» Task brief
Copy out the listing in full, exactly as written, but not its pictures.

» Stored records

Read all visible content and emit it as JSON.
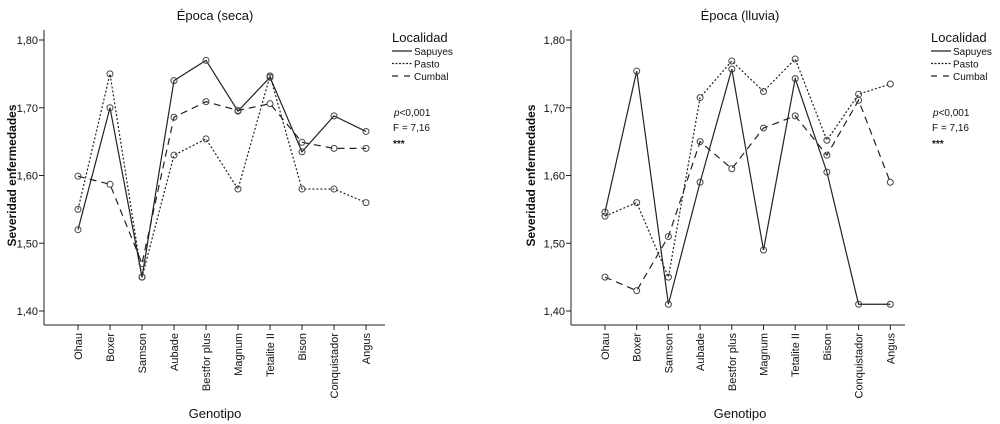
{
  "chart_data": [
    {
      "type": "line",
      "title": "Época (seca)",
      "xlabel": "Genotipo",
      "ylabel": "Severidad enfermedades",
      "ylim": [
        1.4,
        1.8
      ],
      "yticks": [
        "1,40",
        "1,50",
        "1,60",
        "1,70",
        "1,80"
      ],
      "categories": [
        "Ohau",
        "Boxer",
        "Samson",
        "Aubade",
        "Bestfor plus",
        "Magnum",
        "Tetalite II",
        "Bison",
        "Conquistador",
        "Angus"
      ],
      "legend_title": "Localidad",
      "legend_position": "right",
      "series": [
        {
          "name": "Sapuyes",
          "style": "solid",
          "values": [
            1.52,
            1.7,
            1.45,
            1.74,
            1.77,
            1.695,
            1.745,
            1.635,
            1.688,
            1.665
          ]
        },
        {
          "name": "Pasto",
          "style": "dotted",
          "values": [
            1.55,
            1.75,
            1.45,
            1.63,
            1.654,
            1.58,
            1.747,
            1.58,
            1.58,
            1.56
          ]
        },
        {
          "name": "Cumbal",
          "style": "dashed",
          "values": [
            1.599,
            1.587,
            1.47,
            1.686,
            1.709,
            1.696,
            1.706,
            1.649,
            1.64,
            1.64
          ]
        }
      ],
      "annotations": {
        "p": "<0,001",
        "p_label": "p",
        "f": "F = 7,16",
        "stars": "***"
      }
    },
    {
      "type": "line",
      "title": "Época (lluvia)",
      "xlabel": "Genotipo",
      "ylabel": "Severidad enfermedades",
      "ylim": [
        1.4,
        1.8
      ],
      "yticks": [
        "1,40",
        "1,50",
        "1,60",
        "1,70",
        "1,80"
      ],
      "categories": [
        "Ohau",
        "Boxer",
        "Samson",
        "Aubade",
        "Bestfor plus",
        "Magnum",
        "Tetalite II",
        "Bison",
        "Conquistador",
        "Angus"
      ],
      "legend_title": "Localidad",
      "legend_position": "right",
      "series": [
        {
          "name": "Sapuyes",
          "style": "solid",
          "values": [
            1.546,
            1.754,
            1.41,
            1.59,
            1.757,
            1.49,
            1.743,
            1.605,
            1.41,
            1.41
          ]
        },
        {
          "name": "Pasto",
          "style": "dotted",
          "values": [
            1.54,
            1.56,
            1.45,
            1.715,
            1.769,
            1.724,
            1.772,
            1.652,
            1.72,
            1.735
          ]
        },
        {
          "name": "Cumbal",
          "style": "dashed",
          "values": [
            1.45,
            1.43,
            1.51,
            1.65,
            1.61,
            1.67,
            1.688,
            1.63,
            1.711,
            1.59
          ]
        }
      ],
      "annotations": {
        "p": "<0,001",
        "p_label": "p",
        "f": "F = 7,16",
        "stars": "***"
      }
    }
  ]
}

» Response to this task
Read all visible content and emit it as JSON.
{
  "chart_data": [
    {
      "type": "line",
      "title": "Época (seca)",
      "xlabel": "Genotipo",
      "ylabel": "Severidad enfermedades",
      "ylim": [
        1.4,
        1.8
      ],
      "yticks": [
        "1,40",
        "1,50",
        "1,60",
        "1,70",
        "1,80"
      ],
      "categories": [
        "Ohau",
        "Boxer",
        "Samson",
        "Aubade",
        "Bestfor plus",
        "Magnum",
        "Tetalite II",
        "Bison",
        "Conquistador",
        "Angus"
      ],
      "legend_title": "Localidad",
      "legend_position": "right",
      "series": [
        {
          "name": "Sapuyes",
          "style": "solid",
          "values": [
            1.52,
            1.7,
            1.45,
            1.74,
            1.77,
            1.695,
            1.745,
            1.635,
            1.688,
            1.665
          ]
        },
        {
          "name": "Pasto",
          "style": "dotted",
          "values": [
            1.55,
            1.75,
            1.45,
            1.63,
            1.654,
            1.58,
            1.747,
            1.58,
            1.58,
            1.56
          ]
        },
        {
          "name": "Cumbal",
          "style": "dashed",
          "values": [
            1.599,
            1.587,
            1.47,
            1.686,
            1.709,
            1.696,
            1.706,
            1.649,
            1.64,
            1.64
          ]
        }
      ],
      "annotations": {
        "p": "<0,001",
        "p_label": "p",
        "f": "F = 7,16",
        "stars": "***"
      }
    },
    {
      "type": "line",
      "title": "Época (lluvia)",
      "xlabel": "Genotipo",
      "ylabel": "Severidad enfermedades",
      "ylim": [
        1.4,
        1.8
      ],
      "yticks": [
        "1,40",
        "1,50",
        "1,60",
        "1,70",
        "1,80"
      ],
      "categories": [
        "Ohau",
        "Boxer",
        "Samson",
        "Aubade",
        "Bestfor plus",
        "Magnum",
        "Tetalite II",
        "Bison",
        "Conquistador",
        "Angus"
      ],
      "legend_title": "Localidad",
      "legend_position": "right",
      "series": [
        {
          "name": "Sapuyes",
          "style": "solid",
          "values": [
            1.546,
            1.754,
            1.41,
            1.59,
            1.757,
            1.49,
            1.743,
            1.605,
            1.41,
            1.41
          ]
        },
        {
          "name": "Pasto",
          "style": "dotted",
          "values": [
            1.54,
            1.56,
            1.45,
            1.715,
            1.769,
            1.724,
            1.772,
            1.652,
            1.72,
            1.735
          ]
        },
        {
          "name": "Cumbal",
          "style": "dashed",
          "values": [
            1.45,
            1.43,
            1.51,
            1.65,
            1.61,
            1.67,
            1.688,
            1.63,
            1.711,
            1.59
          ]
        }
      ],
      "annotations": {
        "p": "<0,001",
        "p_label": "p",
        "f": "F = 7,16",
        "stars": "***"
      }
    }
  ]
}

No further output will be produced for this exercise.